PROBLEM STATEMENT: Give back the full listing, character for character, with no pictures.

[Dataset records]
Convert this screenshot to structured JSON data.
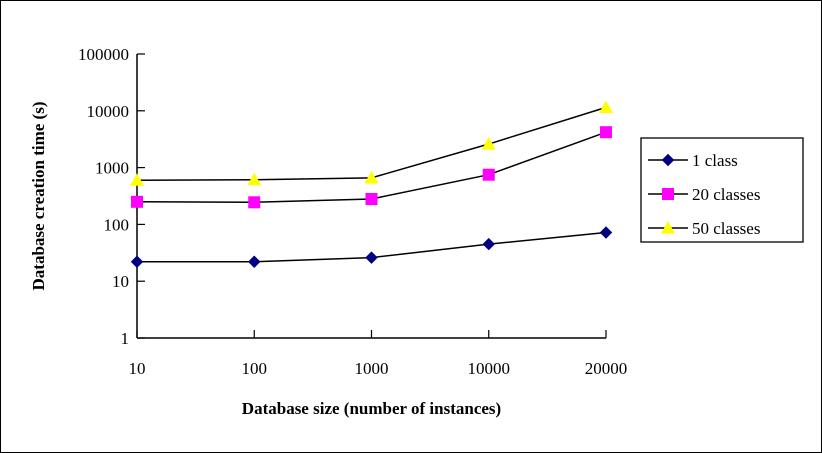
{
  "chart_data": {
    "type": "line",
    "x_scale": "category",
    "y_scale": "log",
    "categories": [
      "10",
      "100",
      "1000",
      "10000",
      "20000"
    ],
    "xlabel": "Database size (number of instances)",
    "ylabel": "Database creation time (s)",
    "ylim": [
      1,
      100000
    ],
    "y_ticks": [
      1,
      10,
      100,
      1000,
      10000,
      100000
    ],
    "y_tick_labels": [
      "1",
      "10",
      "100",
      "1000",
      "10000",
      "100000"
    ],
    "grid": false,
    "legend_position": "right",
    "series": [
      {
        "name": "1 class",
        "values": [
          22,
          22,
          26,
          45,
          72
        ],
        "color": "#000080",
        "marker": "diamond"
      },
      {
        "name": "20 classes",
        "values": [
          250,
          245,
          280,
          750,
          4200
        ],
        "color": "#FF00FF",
        "marker": "square"
      },
      {
        "name": "50 classes",
        "values": [
          600,
          610,
          660,
          2600,
          11500
        ],
        "color": "#FFFF00",
        "marker": "triangle"
      }
    ]
  }
}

EXERCISE RESPONSE:
Convert this screenshot to structured JSON data.
{
  "chart_data": {
    "type": "line",
    "x_scale": "category",
    "y_scale": "log",
    "categories": [
      "10",
      "100",
      "1000",
      "10000",
      "20000"
    ],
    "xlabel": "Database size (number of instances)",
    "ylabel": "Database creation time (s)",
    "ylim": [
      1,
      100000
    ],
    "y_ticks": [
      1,
      10,
      100,
      1000,
      10000,
      100000
    ],
    "y_tick_labels": [
      "1",
      "10",
      "100",
      "1000",
      "10000",
      "100000"
    ],
    "grid": false,
    "legend_position": "right",
    "series": [
      {
        "name": "1 class",
        "values": [
          22,
          22,
          26,
          45,
          72
        ],
        "color": "#000080",
        "marker": "diamond"
      },
      {
        "name": "20 classes",
        "values": [
          250,
          245,
          280,
          750,
          4200
        ],
        "color": "#FF00FF",
        "marker": "square"
      },
      {
        "name": "50 classes",
        "values": [
          600,
          610,
          660,
          2600,
          11500
        ],
        "color": "#FFFF00",
        "marker": "triangle"
      }
    ]
  }
}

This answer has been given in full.